(Items from a figure collection)
□ □ □ □ □
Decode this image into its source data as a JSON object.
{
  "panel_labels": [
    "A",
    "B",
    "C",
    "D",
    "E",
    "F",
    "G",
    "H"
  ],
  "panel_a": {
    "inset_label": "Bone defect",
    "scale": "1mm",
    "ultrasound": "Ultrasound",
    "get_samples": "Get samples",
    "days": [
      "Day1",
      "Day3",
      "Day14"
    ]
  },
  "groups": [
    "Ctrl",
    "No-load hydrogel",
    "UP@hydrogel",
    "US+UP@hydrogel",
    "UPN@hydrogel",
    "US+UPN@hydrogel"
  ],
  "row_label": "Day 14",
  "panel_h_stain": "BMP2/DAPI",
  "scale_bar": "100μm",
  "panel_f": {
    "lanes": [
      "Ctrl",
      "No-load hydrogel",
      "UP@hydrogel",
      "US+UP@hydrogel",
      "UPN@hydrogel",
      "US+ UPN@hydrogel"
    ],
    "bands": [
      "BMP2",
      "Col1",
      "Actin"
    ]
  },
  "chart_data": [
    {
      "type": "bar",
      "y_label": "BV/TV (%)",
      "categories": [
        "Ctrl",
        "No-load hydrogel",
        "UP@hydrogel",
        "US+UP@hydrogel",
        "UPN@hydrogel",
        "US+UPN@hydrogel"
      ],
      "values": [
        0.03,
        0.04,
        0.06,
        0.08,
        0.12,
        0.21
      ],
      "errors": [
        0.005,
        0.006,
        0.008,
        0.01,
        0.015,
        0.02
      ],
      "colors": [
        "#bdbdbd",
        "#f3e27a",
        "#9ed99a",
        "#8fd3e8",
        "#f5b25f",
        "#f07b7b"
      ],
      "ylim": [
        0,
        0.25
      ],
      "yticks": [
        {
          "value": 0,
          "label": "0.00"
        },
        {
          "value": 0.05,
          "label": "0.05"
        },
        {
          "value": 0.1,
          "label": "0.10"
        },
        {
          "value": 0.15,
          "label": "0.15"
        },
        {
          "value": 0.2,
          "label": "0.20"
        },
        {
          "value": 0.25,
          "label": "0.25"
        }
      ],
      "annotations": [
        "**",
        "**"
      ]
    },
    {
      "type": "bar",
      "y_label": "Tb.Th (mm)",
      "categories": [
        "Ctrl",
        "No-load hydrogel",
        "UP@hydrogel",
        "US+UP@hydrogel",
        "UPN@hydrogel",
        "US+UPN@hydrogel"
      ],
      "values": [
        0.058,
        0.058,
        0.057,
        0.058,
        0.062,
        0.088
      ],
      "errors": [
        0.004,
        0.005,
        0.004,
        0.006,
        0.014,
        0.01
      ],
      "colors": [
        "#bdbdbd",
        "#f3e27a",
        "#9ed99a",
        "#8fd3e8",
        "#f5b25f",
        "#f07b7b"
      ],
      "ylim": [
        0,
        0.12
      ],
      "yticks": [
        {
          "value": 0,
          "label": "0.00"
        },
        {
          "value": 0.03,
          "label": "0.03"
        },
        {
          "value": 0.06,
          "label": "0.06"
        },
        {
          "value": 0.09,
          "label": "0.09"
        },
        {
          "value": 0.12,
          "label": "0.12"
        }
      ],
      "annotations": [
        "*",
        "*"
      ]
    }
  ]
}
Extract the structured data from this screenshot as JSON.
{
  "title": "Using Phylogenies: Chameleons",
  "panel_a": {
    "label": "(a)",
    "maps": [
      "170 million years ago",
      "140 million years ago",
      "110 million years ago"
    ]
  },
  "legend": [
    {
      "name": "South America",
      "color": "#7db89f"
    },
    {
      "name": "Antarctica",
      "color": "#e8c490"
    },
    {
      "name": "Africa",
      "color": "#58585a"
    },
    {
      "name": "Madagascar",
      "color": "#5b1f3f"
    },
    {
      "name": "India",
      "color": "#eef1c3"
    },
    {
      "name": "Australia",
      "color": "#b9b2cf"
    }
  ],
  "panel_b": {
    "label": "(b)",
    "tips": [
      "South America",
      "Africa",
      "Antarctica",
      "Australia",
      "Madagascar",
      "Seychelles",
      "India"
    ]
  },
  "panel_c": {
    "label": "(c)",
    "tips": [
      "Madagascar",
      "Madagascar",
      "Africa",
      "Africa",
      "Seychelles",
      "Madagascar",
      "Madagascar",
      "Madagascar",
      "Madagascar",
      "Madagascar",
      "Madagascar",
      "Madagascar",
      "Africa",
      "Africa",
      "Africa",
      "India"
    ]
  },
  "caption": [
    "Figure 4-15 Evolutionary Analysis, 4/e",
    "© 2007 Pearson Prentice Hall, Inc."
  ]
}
□ □ □ □ □
> **Problem requirements**
Take every line containing the word "years" and copy it.

> **Task solution**
      "170 million years ago",
      "140 million years ago",
      "110 million years ago"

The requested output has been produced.